» Figure content listings:
-- begin --

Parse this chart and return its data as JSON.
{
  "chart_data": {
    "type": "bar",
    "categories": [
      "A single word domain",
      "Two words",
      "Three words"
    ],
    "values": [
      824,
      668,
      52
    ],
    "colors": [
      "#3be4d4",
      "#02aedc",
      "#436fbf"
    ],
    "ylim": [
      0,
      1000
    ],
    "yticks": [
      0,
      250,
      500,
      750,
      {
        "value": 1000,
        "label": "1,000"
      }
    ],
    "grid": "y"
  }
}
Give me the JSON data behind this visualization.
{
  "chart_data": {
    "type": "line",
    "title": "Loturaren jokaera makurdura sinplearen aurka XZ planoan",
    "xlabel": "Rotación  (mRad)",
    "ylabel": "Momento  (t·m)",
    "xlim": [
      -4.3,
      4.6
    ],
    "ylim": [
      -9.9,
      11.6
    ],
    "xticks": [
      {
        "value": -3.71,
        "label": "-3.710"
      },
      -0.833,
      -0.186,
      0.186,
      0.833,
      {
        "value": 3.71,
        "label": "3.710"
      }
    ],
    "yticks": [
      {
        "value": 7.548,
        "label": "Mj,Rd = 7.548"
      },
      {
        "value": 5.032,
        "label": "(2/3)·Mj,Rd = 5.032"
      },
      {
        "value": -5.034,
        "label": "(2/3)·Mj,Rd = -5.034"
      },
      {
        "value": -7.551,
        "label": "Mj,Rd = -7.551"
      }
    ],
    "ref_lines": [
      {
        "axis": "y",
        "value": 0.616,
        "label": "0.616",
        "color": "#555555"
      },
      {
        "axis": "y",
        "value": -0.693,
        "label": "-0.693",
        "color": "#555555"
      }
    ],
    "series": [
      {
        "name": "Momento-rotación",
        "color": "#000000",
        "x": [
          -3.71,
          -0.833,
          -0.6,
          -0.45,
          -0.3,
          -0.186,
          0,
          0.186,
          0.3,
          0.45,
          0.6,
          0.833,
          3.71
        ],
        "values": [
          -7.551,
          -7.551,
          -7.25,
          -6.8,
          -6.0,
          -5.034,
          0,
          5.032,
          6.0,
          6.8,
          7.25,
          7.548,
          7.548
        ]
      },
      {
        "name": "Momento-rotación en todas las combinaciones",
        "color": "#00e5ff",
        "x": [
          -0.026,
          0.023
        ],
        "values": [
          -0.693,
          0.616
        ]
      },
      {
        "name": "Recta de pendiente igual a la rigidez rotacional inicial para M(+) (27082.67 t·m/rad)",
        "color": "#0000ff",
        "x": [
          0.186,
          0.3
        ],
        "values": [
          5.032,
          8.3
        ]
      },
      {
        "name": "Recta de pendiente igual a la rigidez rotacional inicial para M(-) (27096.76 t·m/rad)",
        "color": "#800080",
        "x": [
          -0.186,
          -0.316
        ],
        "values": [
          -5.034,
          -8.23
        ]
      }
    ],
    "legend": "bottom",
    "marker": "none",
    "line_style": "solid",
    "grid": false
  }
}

-- end --

» Task:
Quote every record above exactly.

» Completed exercise:
Parse this chart and return its data as JSON.
{
  "chart_data": {
    "type": "bar",
    "categories": [
      "A single word domain",
      "Two words",
      "Three words"
    ],
    "values": [
      824,
      668,
      52
    ],
    "colors": [
      "#3be4d4",
      "#02aedc",
      "#436fbf"
    ],
    "ylim": [
      0,
      1000
    ],
    "yticks": [
      0,
      250,
      500,
      750,
      {
        "value": 1000,
        "label": "1,000"
      }
    ],
    "grid": "y"
  }
}
Give me the JSON data behind this visualization.
{
  "chart_data": {
    "type": "line",
    "title": "Loturaren jokaera makurdura sinplearen aurka XZ planoan",
    "xlabel": "Rotación  (mRad)",
    "ylabel": "Momento  (t·m)",
    "xlim": [
      -4.3,
      4.6
    ],
    "ylim": [
      -9.9,
      11.6
    ],
    "xticks": [
      {
        "value": -3.71,
        "label": "-3.710"
      },
      -0.833,
      -0.186,
      0.186,
      0.833,
      {
        "value": 3.71,
        "label": "3.710"
      }
    ],
    "yticks": [
      {
        "value": 7.548,
        "label": "Mj,Rd = 7.548"
      },
      {
        "value": 5.032,
        "label": "(2/3)·Mj,Rd = 5.032"
      },
      {
        "value": -5.034,
        "label": "(2/3)·Mj,Rd = -5.034"
      },
      {
        "value": -7.551,
        "label": "Mj,Rd = -7.551"
      }
    ],
    "ref_lines": [
      {
        "axis": "y",
        "value": 0.616,
        "label": "0.616",
        "color": "#555555"
      },
      {
        "axis": "y",
        "value": -0.693,
        "label": "-0.693",
        "color": "#555555"
      }
    ],
    "series": [
      {
        "name": "Momento-rotación",
        "color": "#000000",
        "x": [
          -3.71,
          -0.833,
          -0.6,
          -0.45,
          -0.3,
          -0.186,
          0,
          0.186,
          0.3,
          0.45,
          0.6,
          0.833,
          3.71
        ],
        "values": [
          -7.551,
          -7.551,
          -7.25,
          -6.8,
          -6.0,
          -5.034,
          0,
          5.032,
          6.0,
          6.8,
          7.25,
          7.548,
          7.548
        ]
      },
      {
        "name": "Momento-rotación en todas las combinaciones",
        "color": "#00e5ff",
        "x": [
          -0.026,
          0.023
        ],
        "values": [
          -0.693,
          0.616
        ]
      },
      {
        "name": "Recta de pendiente igual a la rigidez rotacional inicial para M(+) (27082.67 t·m/rad)",
        "color": "#0000ff",
        "x": [
          0.186,
          0.3
        ],
        "values": [
          5.032,
          8.3
        ]
      },
      {
        "name": "Recta de pendiente igual a la rigidez rotacional inicial para M(-) (27096.76 t·m/rad)",
        "color": "#800080",
        "x": [
          -0.186,
          -0.316
        ],
        "values": [
          -5.034,
          -8.23
        ]
      }
    ],
    "legend": "bottom",
    "marker": "none",
    "line_style": "solid",
    "grid": false
  }
}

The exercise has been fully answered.